Aim of the task » Write the material out again exactly.

Stored records
━━━━━━━━━━━━━━━━━━━━
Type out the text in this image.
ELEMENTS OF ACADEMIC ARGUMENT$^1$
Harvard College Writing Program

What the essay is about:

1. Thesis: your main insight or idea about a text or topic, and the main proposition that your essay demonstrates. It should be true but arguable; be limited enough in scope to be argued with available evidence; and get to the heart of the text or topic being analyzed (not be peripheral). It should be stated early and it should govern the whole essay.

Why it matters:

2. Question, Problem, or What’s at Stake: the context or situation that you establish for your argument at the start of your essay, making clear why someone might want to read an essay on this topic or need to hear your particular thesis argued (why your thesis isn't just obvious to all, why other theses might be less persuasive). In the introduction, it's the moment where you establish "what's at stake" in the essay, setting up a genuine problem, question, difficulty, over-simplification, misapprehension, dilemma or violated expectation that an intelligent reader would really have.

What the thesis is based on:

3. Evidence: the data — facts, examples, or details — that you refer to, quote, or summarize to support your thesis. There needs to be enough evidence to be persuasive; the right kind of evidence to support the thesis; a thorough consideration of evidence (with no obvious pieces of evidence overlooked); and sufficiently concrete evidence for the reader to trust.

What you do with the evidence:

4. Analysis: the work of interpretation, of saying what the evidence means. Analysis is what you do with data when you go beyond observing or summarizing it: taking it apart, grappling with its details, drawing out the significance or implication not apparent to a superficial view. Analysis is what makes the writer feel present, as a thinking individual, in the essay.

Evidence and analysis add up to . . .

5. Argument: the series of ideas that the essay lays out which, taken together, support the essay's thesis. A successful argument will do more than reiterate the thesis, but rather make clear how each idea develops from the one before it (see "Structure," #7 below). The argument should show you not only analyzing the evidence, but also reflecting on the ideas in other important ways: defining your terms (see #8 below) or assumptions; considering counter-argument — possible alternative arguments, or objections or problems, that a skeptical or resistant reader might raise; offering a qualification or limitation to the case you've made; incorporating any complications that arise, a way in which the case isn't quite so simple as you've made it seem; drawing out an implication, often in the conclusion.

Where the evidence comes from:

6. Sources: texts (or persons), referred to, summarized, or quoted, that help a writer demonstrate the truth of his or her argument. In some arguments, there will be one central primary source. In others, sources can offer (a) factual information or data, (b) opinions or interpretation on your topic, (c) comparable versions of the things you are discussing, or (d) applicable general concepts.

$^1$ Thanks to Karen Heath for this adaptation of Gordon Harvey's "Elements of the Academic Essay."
━━━━━━━━━━━━━━━━━━━━
Correct answer »
Type out the text in this image.
ELEMENTS OF ACADEMIC ARGUMENT$^1$
Harvard College Writing Program

What the essay is about:

1. Thesis: your main insight or idea about a text or topic, and the main proposition that your essay demonstrates. It should be true but arguable; be limited enough in scope to be argued with available evidence; and get to the heart of the text or topic being analyzed (not be peripheral). It should be stated early and it should govern the whole essay.

Why it matters:

2. Question, Problem, or What’s at Stake: the context or situation that you establish for your argument at the start of your essay, making clear why someone might want to read an essay on this topic or need to hear your particular thesis argued (why your thesis isn't just obvious to all, why other theses might be less persuasive). In the introduction, it's the moment where you establish "what's at stake" in the essay, setting up a genuine problem, question, difficulty, over-simplification, misapprehension, dilemma or violated expectation that an intelligent reader would really have.

What the thesis is based on:

3. Evidence: the data — facts, examples, or details — that you refer to, quote, or summarize to support your thesis. There needs to be enough evidence to be persuasive; the right kind of evidence to support the thesis; a thorough consideration of evidence (with no obvious pieces of evidence overlooked); and sufficiently concrete evidence for the reader to trust.

What you do with the evidence:

4. Analysis: the work of interpretation, of saying what the evidence means. Analysis is what you do with data when you go beyond observing or summarizing it: taking it apart, grappling with its details, drawing out the significance or implication not apparent to a superficial view. Analysis is what makes the writer feel present, as a thinking individual, in the essay.

Evidence and analysis add up to . . .

5. Argument: the series of ideas that the essay lays out which, taken together, support the essay's thesis. A successful argument will do more than reiterate the thesis, but rather make clear how each idea develops from the one before it (see "Structure," #7 below). The argument should show you not only analyzing the evidence, but also reflecting on the ideas in other important ways: defining your terms (see #8 below) or assumptions; considering counter-argument — possible alternative arguments, or objections or problems, that a skeptical or resistant reader might raise; offering a qualification or limitation to the case you've made; incorporating any complications that arise, a way in which the case isn't quite so simple as you've made it seem; drawing out an implication, often in the conclusion.

Where the evidence comes from:

6. Sources: texts (or persons), referred to, summarized, or quoted, that help a writer demonstrate the truth of his or her argument. In some arguments, there will be one central primary source. In others, sources can offer (a) factual information or data, (b) opinions or interpretation on your topic, (c) comparable versions of the things you are discussing, or (d) applicable general concepts.

$^1$ Thanks to Karen Heath for this adaptation of Gordon Harvey's "Elements of the Academic Essay."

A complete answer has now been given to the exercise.